◆ **What the task requires**: Repeat the records below exactly, leaving out every picture.

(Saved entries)

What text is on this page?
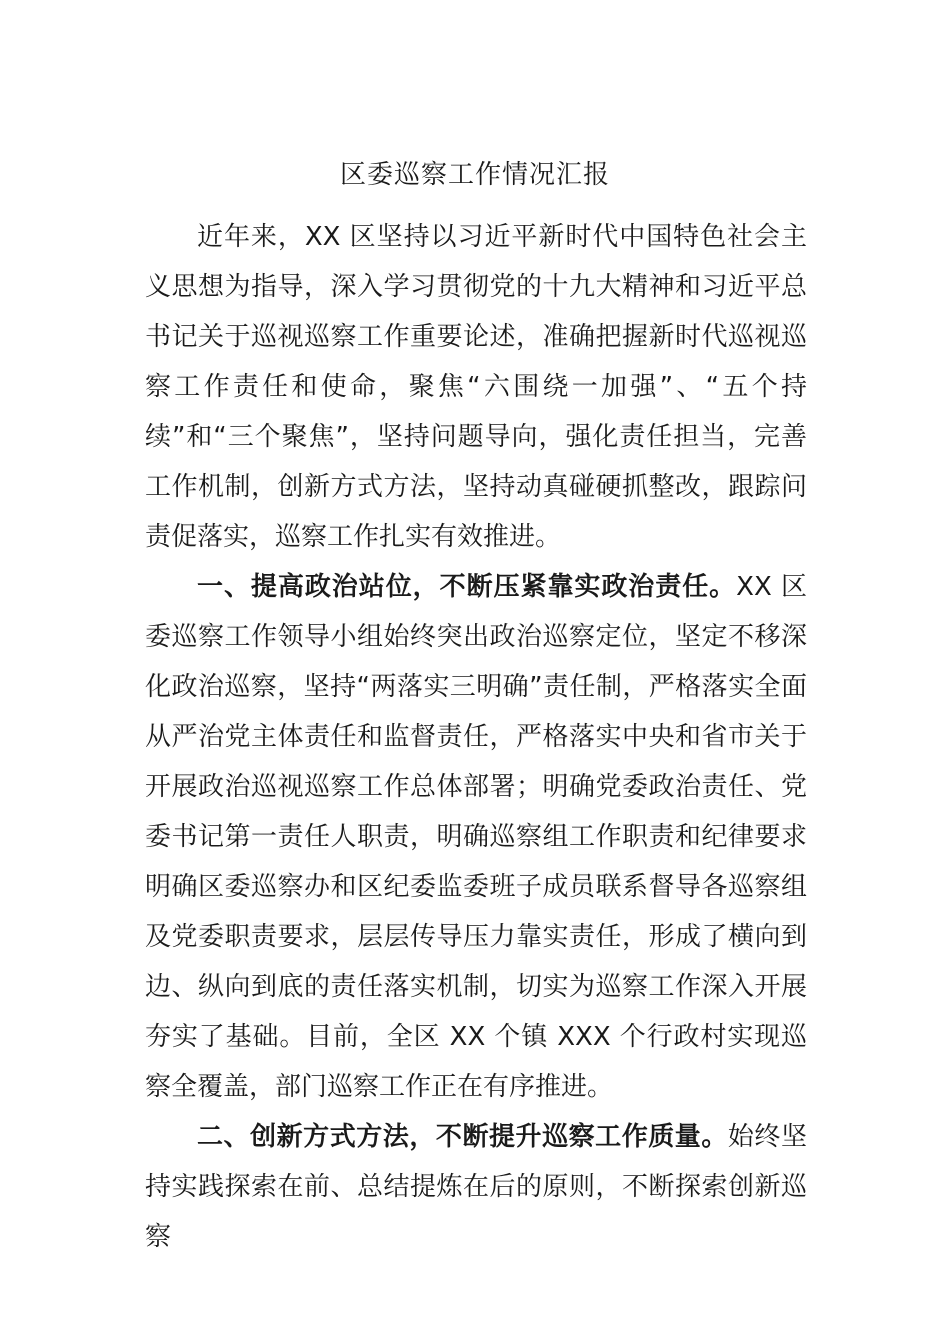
区委巡察工作情况汇报

近年来，XX 区坚持以习近平新时代中国特色社会主义思想为指导，深入学习贯彻党的十九大精神和习近平总书记关于巡视巡察工作重要论述，准确把握新时代巡视巡察工作责任和使命，聚焦“六围绕一加强”、“五个持续”和“三个聚焦”，坚持问题导向，强化责任担当，完善工作机制，创新方式方法，坚持动真碰硬抓整改，跟踪问责促落实，巡察工作扎实有效推进。

一、提高政治站位，不断压紧靠实政治责任。XX 区委巡察工作领导小组始终突出政治巡察定位，坚定不移深化政治巡察，坚持“两落实三明确”责任制，严格落实全面从严治党主体责任和监督责任，严格落实中央和省市关于开展政治巡视巡察工作总体部署；明确党委政治责任、党委书记第一责任人职责，明确巡察组工作职责和纪律要求明确区委巡察办和区纪委监委班子成员联系督导各巡察组及党委职责要求，层层传导压力靠实责任，形成了横向到边、纵向到底的责任落实机制，切实为巡察工作深入开展夯实了基础。目前，全区 XX 个镇 XXX 个行政村实现巡察全覆盖，部门巡察工作正在有序推进。

二、创新方式方法，不断提升巡察工作质量。始终坚持实践探索在前、总结提炼在后的原则，不断探索创新巡察
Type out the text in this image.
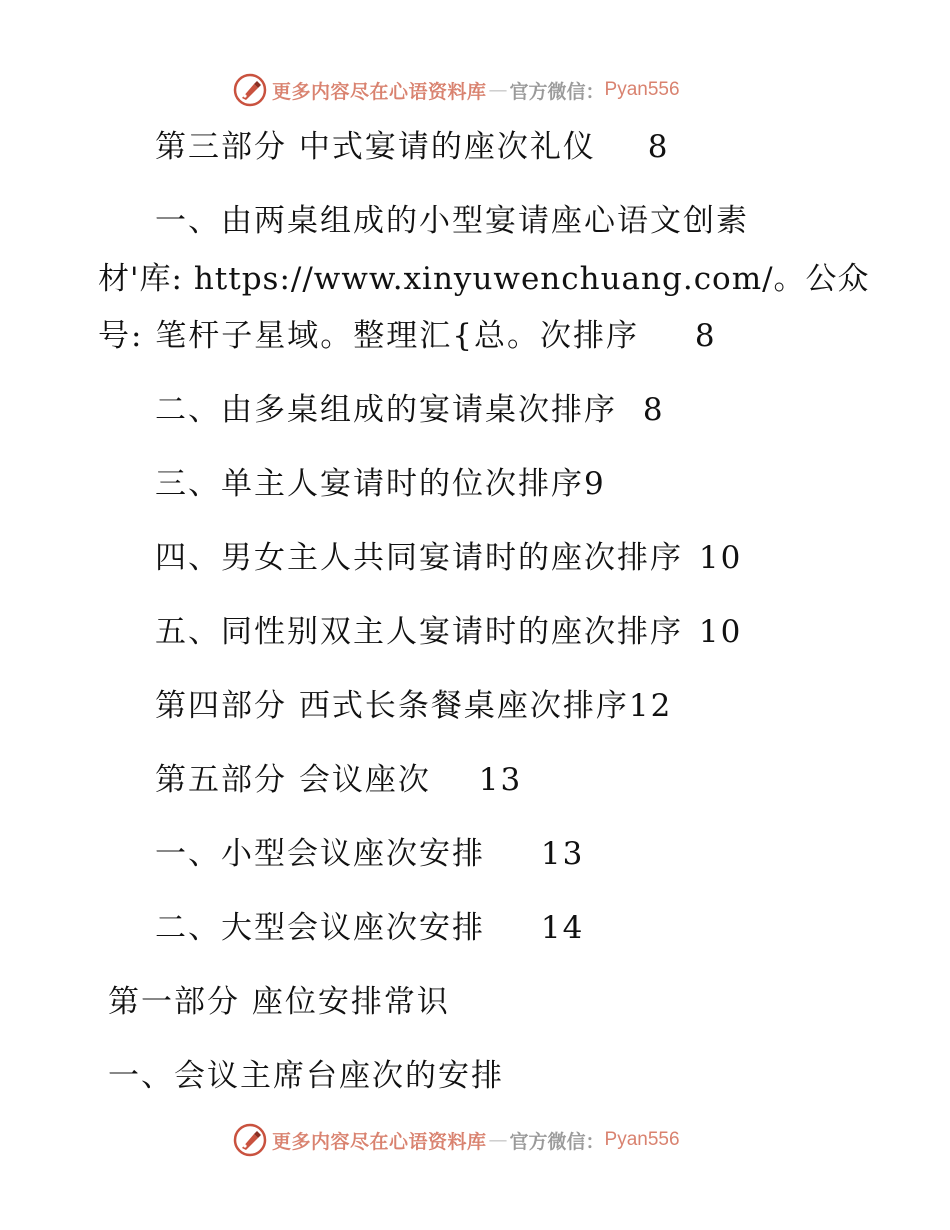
更多内容尽在心语资料库 — 官方微信： Pyan556
第三部分 中式宴请的座次礼仪 8
一、由两桌组成的小型宴请座心语文创素
材'库: https://www.xinyuwenchuang.com/。公众
号: 笔杆子星域。整理汇{总。次排序 8
二、由多桌组成的宴请桌次排序 8
三、单主人宴请时的位次排序9
四、男女主人共同宴请时的座次排序 10
五、同性别双主人宴请时的座次排序 10
第四部分 西式长条餐桌座次排序12
第五部分 会议座次 13
一、小型会议座次安排 13
二、大型会议座次安排 14
第一部分 座位安排常识
一、会议主席台座次的安排
更多内容尽在心语资料库 — 官方微信： Pyan556
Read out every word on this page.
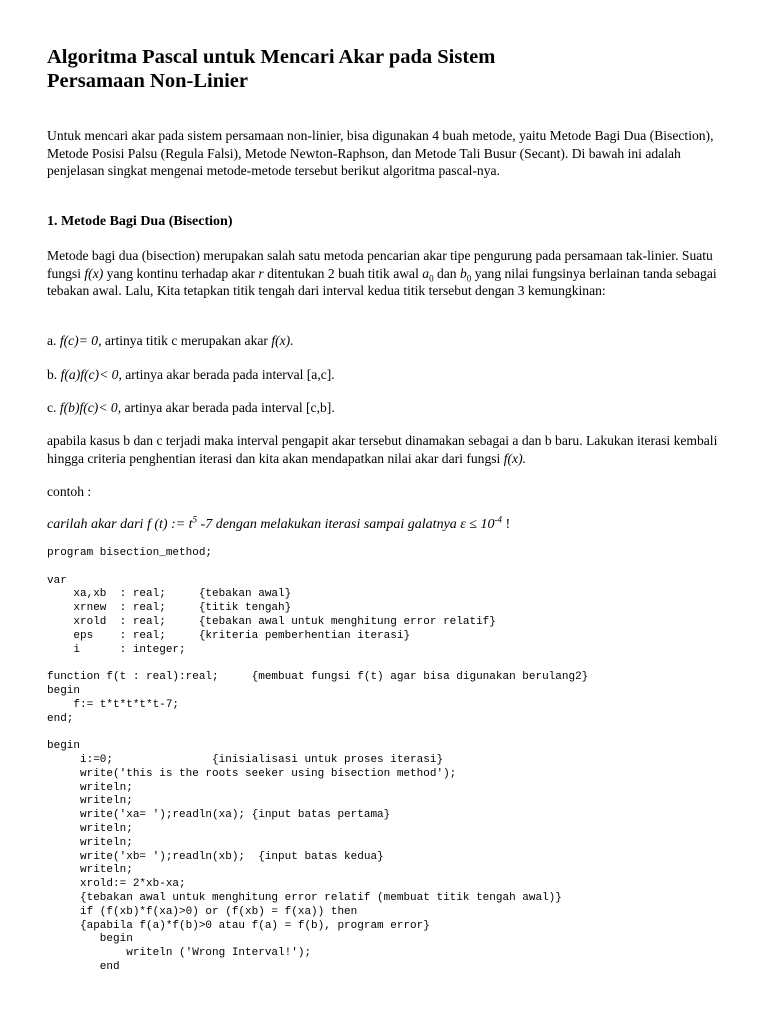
Algoritma Pascal untuk Mencari Akar pada Sistem
Persamaan Non-Linier

Untuk mencari akar pada sistem persamaan non-linier, bisa digunakan 4 buah metode, yaitu Metode Bagi Dua (Bisection), Metode Posisi Palsu (Regula Falsi), Metode Newton-Raphson, dan Metode Tali Busur (Secant). Di bawah ini adalah penjelasan singkat mengenai metode-metode tersebut berikut algoritma pascal-nya.

1. Metode Bagi Dua (Bisection)

Metode bagi dua (bisection) merupakan salah satu metoda pencarian akar tipe pengurung pada persamaan tak-linier. Suatu fungsi f(x) yang kontinu terhadap akar r ditentukan 2 buah titik awal $a_0$ dan $b_0$ yang nilai fungsinya berlainan tanda sebagai tebakan awal. Lalu, Kita tetapkan titik tengah dari interval kedua titik tersebut dengan 3 kemungkinan:

a. f(c)= 0, artinya titik c merupakan akar f(x).

b. f(a)f(c)< 0, artinya akar berada pada interval [a,c].

c. f(b)f(c)< 0, artinya akar berada pada interval [c,b].

apabila kasus b dan c terjadi maka interval pengapit akar tersebut dinamakan sebagai a dan b baru. Lakukan iterasi kembali hingga criteria penghentian iterasi dan kita akan mendapatkan nilai akar dari fungsi f(x).

contoh :

carilah akar dari f (t) := $t^5$ -7 dengan melakukan iterasi sampai galatnya $\varepsilon \le 10^{-4}$ !

program bisection_method;
var
xa,xb  : real;     {tebakan awal}
xrnew  : real;     {titik tengah}
xrold  : real;     {tebakan awal untuk menghitung error relatif}
eps    : real;     {kriteria pemberhentian iterasi}
i      : integer;
function f(t : real):real;     {membuat fungsi f(t) agar bisa digunakan berulang2}
begin
f:= t*t*t*t*t-7;
end;
begin
i:=0;               {inisialisasi untuk proses iterasi}
write('this is the roots seeker using bisection method');
writeln;
writeln;
write('xa= ');readln(xa); {input batas pertama}
writeln;
writeln;
write('xb= ');readln(xb);  {input batas kedua}
writeln;
xrold:= 2*xb-xa;
{tebakan awal untuk menghitung error relatif (membuat titik tengah awal)}
if (f(xb)*f(xa)>0) or (f(xb) = f(xa)) then
{apabila f(a)*f(b)>0 atau f(a) = f(b), program error}
begin
writeln ('Wrong Interval!');
end
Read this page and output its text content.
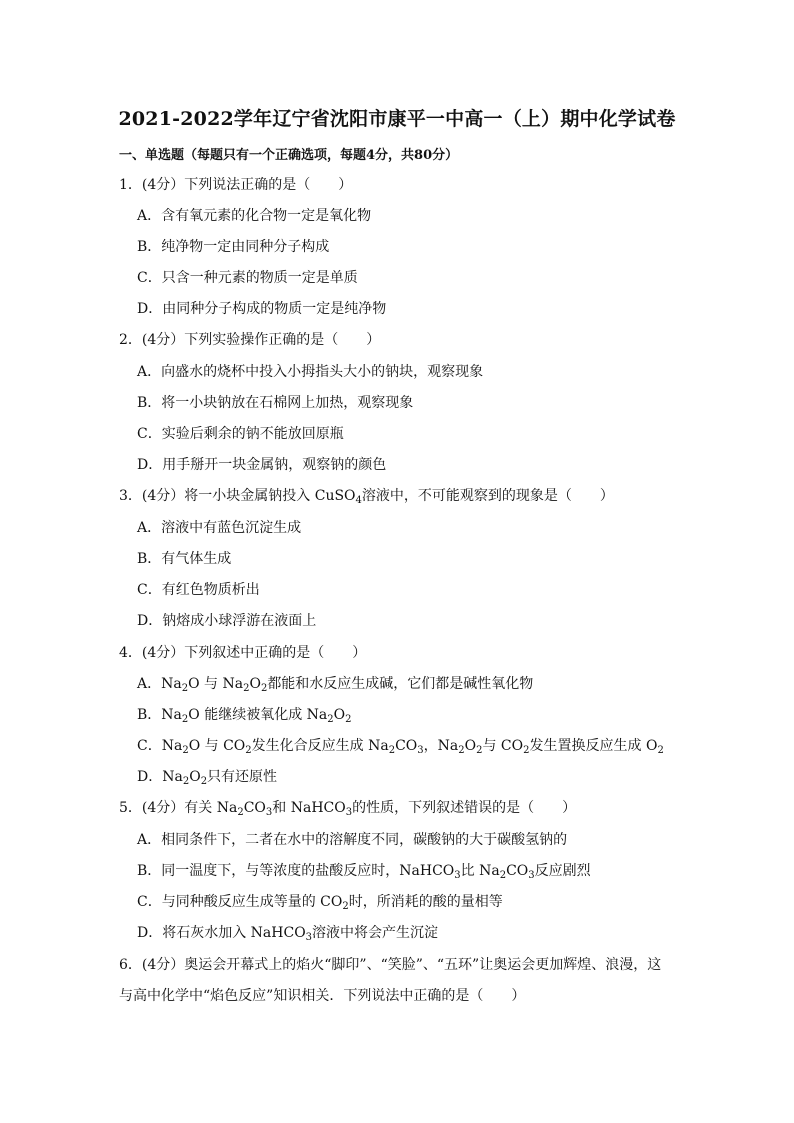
2021-2022学年辽宁省沈阳市康平一中高一（上）期中化学试卷
一、单选题（每题只有一个正确选项，每题4分，共80分）
1．(4分）下列说法正确的是（　　）
A．含有氧元素的化合物一定是氧化物
B．纯净物一定由同种分子构成
C．只含一种元素的物质一定是单质
D．由同种分子构成的物质一定是纯净物
2．(4分）下列实验操作正确的是（　　）
A．向盛水的烧杯中投入小拇指头大小的钠块，观察现象
B．将一小块钠放在石棉网上加热，观察现象
C．实验后剩余的钠不能放回原瓶
D．用手掰开一块金属钠，观察钠的颜色
3．(4分）将一小块金属钠投入 CuSO$_4$溶液中，不可能观察到的现象是（　　）
A．溶液中有蓝色沉淀生成
B．有气体生成
C．有红色物质析出
D．钠熔成小球浮游在液面上
4．(4分）下列叙述中正确的是（　　）
A．$Na_2O$ 与 $Na_2O_2$都能和水反应生成碱，它们都是碱性氧化物
B．$Na_2O$ 能继续被氧化成 $Na_2O_2$
C．$Na_2O$ 与 $CO_2$发生化合反应生成 $Na_2CO_3$，$Na_2O_2$与 $CO_2$发生置换反应生成 $O_2$
D．$Na_2O_2$只有还原性
5．(4分）有关 $Na_2CO_3$和 NaHCO$_3$的性质，下列叙述错误的是（　　）
A．相同条件下，二者在水中的溶解度不同，碳酸钠的大于碳酸氢钠的
B．同一温度下，与等浓度的盐酸反应时，NaHCO$_3$比 $Na_2CO_3$反应剧烈
C．与同种酸反应生成等量的 $CO_2$时，所消耗的酸的量相等
D．将石灰水加入 NaHCO$_3$溶液中将会产生沉淀
6．(4分）奥运会开幕式上的焰火“脚印”、“笑脸”、“五环”让奥运会更加辉煌、浪漫，这
与高中化学中“焰色反应”知识相关．下列说法中正确的是（　　）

◆ **Output**:
What text is on this page?
区委巡察工作情况汇报

近年来，XX 区坚持以习近平新时代中国特色社会主义思想为指导，深入学习贯彻党的十九大精神和习近平总书记关于巡视巡察工作重要论述，准确把握新时代巡视巡察工作责任和使命，聚焦“六围绕一加强”、“五个持续”和“三个聚焦”，坚持问题导向，强化责任担当，完善工作机制，创新方式方法，坚持动真碰硬抓整改，跟踪问责促落实，巡察工作扎实有效推进。

一、提高政治站位，不断压紧靠实政治责任。XX 区委巡察工作领导小组始终突出政治巡察定位，坚定不移深化政治巡察，坚持“两落实三明确”责任制，严格落实全面从严治党主体责任和监督责任，严格落实中央和省市关于开展政治巡视巡察工作总体部署；明确党委政治责任、党委书记第一责任人职责，明确巡察组工作职责和纪律要求明确区委巡察办和区纪委监委班子成员联系督导各巡察组及党委职责要求，层层传导压力靠实责任，形成了横向到边、纵向到底的责任落实机制，切实为巡察工作深入开展夯实了基础。目前，全区 XX 个镇 XXX 个行政村实现巡察全覆盖，部门巡察工作正在有序推进。

二、创新方式方法，不断提升巡察工作质量。始终坚持实践探索在前、总结提炼在后的原则，不断探索创新巡察
Type out the text in this image.
更多内容尽在心语资料库 — 官方微信： Pyan556
第三部分 中式宴请的座次礼仪 8
一、由两桌组成的小型宴请座心语文创素
材'库: https://www.xinyuwenchuang.com/。公众
号: 笔杆子星域。整理汇{总。次排序 8
二、由多桌组成的宴请桌次排序 8
三、单主人宴请时的位次排序9
四、男女主人共同宴请时的座次排序 10
五、同性别双主人宴请时的座次排序 10
第四部分 西式长条餐桌座次排序12
第五部分 会议座次 13
一、小型会议座次安排 13
二、大型会议座次安排 14
第一部分 座位安排常识
一、会议主席台座次的安排
更多内容尽在心语资料库 — 官方微信： Pyan556
Read out every word on this page.
Algoritma Pascal untuk Mencari Akar pada Sistem
Persamaan Non-Linier

Untuk mencari akar pada sistem persamaan non-linier, bisa digunakan 4 buah metode, yaitu Metode Bagi Dua (Bisection), Metode Posisi Palsu (Regula Falsi), Metode Newton-Raphson, dan Metode Tali Busur (Secant). Di bawah ini adalah penjelasan singkat mengenai metode-metode tersebut berikut algoritma pascal-nya.

1. Metode Bagi Dua (Bisection)

Metode bagi dua (bisection) merupakan salah satu metoda pencarian akar tipe pengurung pada persamaan tak-linier. Suatu fungsi f(x) yang kontinu terhadap akar r ditentukan 2 buah titik awal $a_0$ dan $b_0$ yang nilai fungsinya berlainan tanda sebagai tebakan awal. Lalu, Kita tetapkan titik tengah dari interval kedua titik tersebut dengan 3 kemungkinan:

a. f(c)= 0, artinya titik c merupakan akar f(x).

b. f(a)f(c)< 0, artinya akar berada pada interval [a,c].

c. f(b)f(c)< 0, artinya akar berada pada interval [c,b].

apabila kasus b dan c terjadi maka interval pengapit akar tersebut dinamakan sebagai a dan b baru. Lakukan iterasi kembali hingga criteria penghentian iterasi dan kita akan mendapatkan nilai akar dari fungsi f(x).

contoh :

carilah akar dari f (t) := $t^5$ -7 dengan melakukan iterasi sampai galatnya $\varepsilon \le 10^{-4}$ !

program bisection_method;
var
xa,xb  : real;     {tebakan awal}
xrnew  : real;     {titik tengah}
xrold  : real;     {tebakan awal untuk menghitung error relatif}
eps    : real;     {kriteria pemberhentian iterasi}
i      : integer;
function f(t : real):real;     {membuat fungsi f(t) agar bisa digunakan berulang2}
begin
f:= t*t*t*t*t-7;
end;
begin
i:=0;               {inisialisasi untuk proses iterasi}
write('this is the roots seeker using bisection method');
writeln;
writeln;
write('xa= ');readln(xa); {input batas pertama}
writeln;
writeln;
write('xb= ');readln(xb);  {input batas kedua}
writeln;
xrold:= 2*xb-xa;
{tebakan awal untuk menghitung error relatif (membuat titik tengah awal)}
if (f(xb)*f(xa)>0) or (f(xb) = f(xa)) then
{apabila f(a)*f(b)>0 atau f(a) = f(b), program error}
begin
writeln ('Wrong Interval!');
end
Read this page and output its text content.
2021-2022学年辽宁省沈阳市康平一中高一（上）期中化学试卷
一、单选题（每题只有一个正确选项，每题4分，共80分）
1．(4分）下列说法正确的是（　　）
A．含有氧元素的化合物一定是氧化物
B．纯净物一定由同种分子构成
C．只含一种元素的物质一定是单质
D．由同种分子构成的物质一定是纯净物
2．(4分）下列实验操作正确的是（　　）
A．向盛水的烧杯中投入小拇指头大小的钠块，观察现象
B．将一小块钠放在石棉网上加热，观察现象
C．实验后剩余的钠不能放回原瓶
D．用手掰开一块金属钠，观察钠的颜色
3．(4分）将一小块金属钠投入 CuSO$_4$溶液中，不可能观察到的现象是（　　）
A．溶液中有蓝色沉淀生成
B．有气体生成
C．有红色物质析出
D．钠熔成小球浮游在液面上
4．(4分）下列叙述中正确的是（　　）
A．$Na_2O$ 与 $Na_2O_2$都能和水反应生成碱，它们都是碱性氧化物
B．$Na_2O$ 能继续被氧化成 $Na_2O_2$
C．$Na_2O$ 与 $CO_2$发生化合反应生成 $Na_2CO_3$，$Na_2O_2$与 $CO_2$发生置换反应生成 $O_2$
D．$Na_2O_2$只有还原性
5．(4分）有关 $Na_2CO_3$和 NaHCO$_3$的性质，下列叙述错误的是（　　）
A．相同条件下，二者在水中的溶解度不同，碳酸钠的大于碳酸氢钠的
B．同一温度下，与等浓度的盐酸反应时，NaHCO$_3$比 $Na_2CO_3$反应剧烈
C．与同种酸反应生成等量的 $CO_2$时，所消耗的酸的量相等
D．将石灰水加入 NaHCO$_3$溶液中将会产生沉淀
6．(4分）奥运会开幕式上的焰火“脚印”、“笑脸”、“五环”让奥运会更加辉煌、浪漫，这
与高中化学中“焰色反应”知识相关．下列说法中正确的是（　　）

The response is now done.